_YOUR GOAL_
Below are records. Count every line containing the word "egyedi" and give the number alone.

━━━ RECORDS TO USE ━━━

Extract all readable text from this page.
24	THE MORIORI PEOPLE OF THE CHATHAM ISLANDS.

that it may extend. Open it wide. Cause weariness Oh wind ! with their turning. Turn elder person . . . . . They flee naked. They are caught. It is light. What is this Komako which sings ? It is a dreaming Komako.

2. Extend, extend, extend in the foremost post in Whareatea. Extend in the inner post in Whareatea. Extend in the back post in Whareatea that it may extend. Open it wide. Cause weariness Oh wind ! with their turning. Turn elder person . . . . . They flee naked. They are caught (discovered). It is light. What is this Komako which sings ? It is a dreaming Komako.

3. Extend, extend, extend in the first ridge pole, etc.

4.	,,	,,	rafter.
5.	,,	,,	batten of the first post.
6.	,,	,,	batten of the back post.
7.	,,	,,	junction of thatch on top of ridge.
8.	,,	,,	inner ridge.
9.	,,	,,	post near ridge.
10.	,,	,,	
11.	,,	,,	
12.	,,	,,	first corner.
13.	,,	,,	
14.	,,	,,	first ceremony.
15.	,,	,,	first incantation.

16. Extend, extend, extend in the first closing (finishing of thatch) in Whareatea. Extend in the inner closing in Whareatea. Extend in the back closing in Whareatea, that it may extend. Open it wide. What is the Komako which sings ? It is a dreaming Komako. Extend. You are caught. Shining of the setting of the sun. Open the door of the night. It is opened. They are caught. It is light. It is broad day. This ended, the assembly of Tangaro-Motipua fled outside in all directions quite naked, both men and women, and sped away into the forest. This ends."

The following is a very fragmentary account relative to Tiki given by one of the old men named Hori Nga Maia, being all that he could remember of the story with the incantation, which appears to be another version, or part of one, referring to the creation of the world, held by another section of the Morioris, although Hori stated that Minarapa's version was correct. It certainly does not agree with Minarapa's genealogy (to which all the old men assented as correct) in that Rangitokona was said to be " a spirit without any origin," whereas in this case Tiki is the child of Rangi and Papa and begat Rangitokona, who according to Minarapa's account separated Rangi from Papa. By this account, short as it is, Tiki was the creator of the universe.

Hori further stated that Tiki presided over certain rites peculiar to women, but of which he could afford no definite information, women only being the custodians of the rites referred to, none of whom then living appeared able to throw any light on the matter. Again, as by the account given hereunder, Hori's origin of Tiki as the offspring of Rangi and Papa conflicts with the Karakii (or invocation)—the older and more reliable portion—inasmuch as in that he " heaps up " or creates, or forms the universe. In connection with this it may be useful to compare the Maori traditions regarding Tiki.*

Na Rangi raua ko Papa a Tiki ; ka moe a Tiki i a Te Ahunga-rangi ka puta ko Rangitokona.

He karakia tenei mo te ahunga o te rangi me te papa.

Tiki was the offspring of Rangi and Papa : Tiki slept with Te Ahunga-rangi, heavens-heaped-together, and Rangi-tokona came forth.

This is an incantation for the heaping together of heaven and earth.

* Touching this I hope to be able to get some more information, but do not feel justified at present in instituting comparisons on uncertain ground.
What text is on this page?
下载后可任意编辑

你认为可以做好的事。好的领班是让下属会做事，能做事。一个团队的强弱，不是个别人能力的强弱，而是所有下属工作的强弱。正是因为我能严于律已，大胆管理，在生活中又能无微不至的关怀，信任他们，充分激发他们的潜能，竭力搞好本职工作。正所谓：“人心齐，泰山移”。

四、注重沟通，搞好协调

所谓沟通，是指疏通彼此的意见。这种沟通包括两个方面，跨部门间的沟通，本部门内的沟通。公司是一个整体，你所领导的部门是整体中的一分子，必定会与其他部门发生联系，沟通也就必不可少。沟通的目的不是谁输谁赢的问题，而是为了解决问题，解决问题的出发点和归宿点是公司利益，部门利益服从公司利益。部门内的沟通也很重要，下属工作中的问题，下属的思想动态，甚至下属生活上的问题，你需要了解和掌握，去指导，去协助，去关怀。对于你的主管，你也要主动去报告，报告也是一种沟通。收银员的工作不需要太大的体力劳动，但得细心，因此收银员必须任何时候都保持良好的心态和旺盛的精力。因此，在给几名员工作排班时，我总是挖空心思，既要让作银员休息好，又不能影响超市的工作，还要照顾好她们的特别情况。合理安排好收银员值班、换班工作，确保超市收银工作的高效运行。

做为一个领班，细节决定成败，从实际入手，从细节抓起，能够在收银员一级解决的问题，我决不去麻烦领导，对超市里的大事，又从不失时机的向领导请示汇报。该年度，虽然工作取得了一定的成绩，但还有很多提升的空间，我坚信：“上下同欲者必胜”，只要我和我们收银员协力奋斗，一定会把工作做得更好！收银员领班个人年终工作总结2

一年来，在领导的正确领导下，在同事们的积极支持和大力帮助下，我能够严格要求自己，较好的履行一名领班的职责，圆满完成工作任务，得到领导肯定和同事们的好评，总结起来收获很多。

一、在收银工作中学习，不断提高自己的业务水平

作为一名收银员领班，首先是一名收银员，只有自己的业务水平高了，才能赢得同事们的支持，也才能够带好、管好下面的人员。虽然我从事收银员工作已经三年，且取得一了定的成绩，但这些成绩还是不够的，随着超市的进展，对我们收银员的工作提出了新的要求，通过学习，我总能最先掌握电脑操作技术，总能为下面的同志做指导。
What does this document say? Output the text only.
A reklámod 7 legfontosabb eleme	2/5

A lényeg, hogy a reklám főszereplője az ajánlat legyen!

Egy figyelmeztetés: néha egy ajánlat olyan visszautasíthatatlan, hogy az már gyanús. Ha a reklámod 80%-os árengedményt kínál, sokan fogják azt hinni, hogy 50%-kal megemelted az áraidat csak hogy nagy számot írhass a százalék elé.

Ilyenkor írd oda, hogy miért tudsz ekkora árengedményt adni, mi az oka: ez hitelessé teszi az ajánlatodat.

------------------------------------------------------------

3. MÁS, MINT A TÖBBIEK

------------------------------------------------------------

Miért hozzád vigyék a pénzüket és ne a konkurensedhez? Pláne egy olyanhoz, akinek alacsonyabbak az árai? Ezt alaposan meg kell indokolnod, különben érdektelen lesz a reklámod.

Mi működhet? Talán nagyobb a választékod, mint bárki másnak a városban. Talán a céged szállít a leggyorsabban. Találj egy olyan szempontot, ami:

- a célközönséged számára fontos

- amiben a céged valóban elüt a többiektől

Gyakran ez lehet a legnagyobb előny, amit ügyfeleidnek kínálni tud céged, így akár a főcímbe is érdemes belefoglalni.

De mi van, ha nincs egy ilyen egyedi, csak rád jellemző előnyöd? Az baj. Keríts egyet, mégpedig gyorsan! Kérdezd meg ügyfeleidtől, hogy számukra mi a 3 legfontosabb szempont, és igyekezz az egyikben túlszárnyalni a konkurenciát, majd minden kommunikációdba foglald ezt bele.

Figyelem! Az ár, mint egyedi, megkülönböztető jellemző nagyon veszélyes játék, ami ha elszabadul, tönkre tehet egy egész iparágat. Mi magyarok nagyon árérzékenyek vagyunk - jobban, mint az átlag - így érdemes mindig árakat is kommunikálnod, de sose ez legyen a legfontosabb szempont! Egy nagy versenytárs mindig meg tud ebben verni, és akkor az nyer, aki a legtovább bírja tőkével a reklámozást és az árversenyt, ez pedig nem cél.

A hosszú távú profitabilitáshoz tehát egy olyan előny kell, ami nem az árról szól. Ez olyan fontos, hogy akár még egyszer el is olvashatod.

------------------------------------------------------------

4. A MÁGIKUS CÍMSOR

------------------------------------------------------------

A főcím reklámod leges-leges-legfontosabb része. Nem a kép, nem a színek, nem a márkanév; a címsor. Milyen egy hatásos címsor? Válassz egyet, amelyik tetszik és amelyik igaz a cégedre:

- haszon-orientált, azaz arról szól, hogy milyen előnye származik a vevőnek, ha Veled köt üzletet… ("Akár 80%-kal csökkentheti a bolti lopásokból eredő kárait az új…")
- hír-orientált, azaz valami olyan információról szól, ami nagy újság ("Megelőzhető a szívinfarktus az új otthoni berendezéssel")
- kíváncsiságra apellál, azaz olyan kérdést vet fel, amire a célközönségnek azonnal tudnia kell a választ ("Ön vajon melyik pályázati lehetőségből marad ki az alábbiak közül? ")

━━━

_ANSWER TO THIS PROBLEM_
2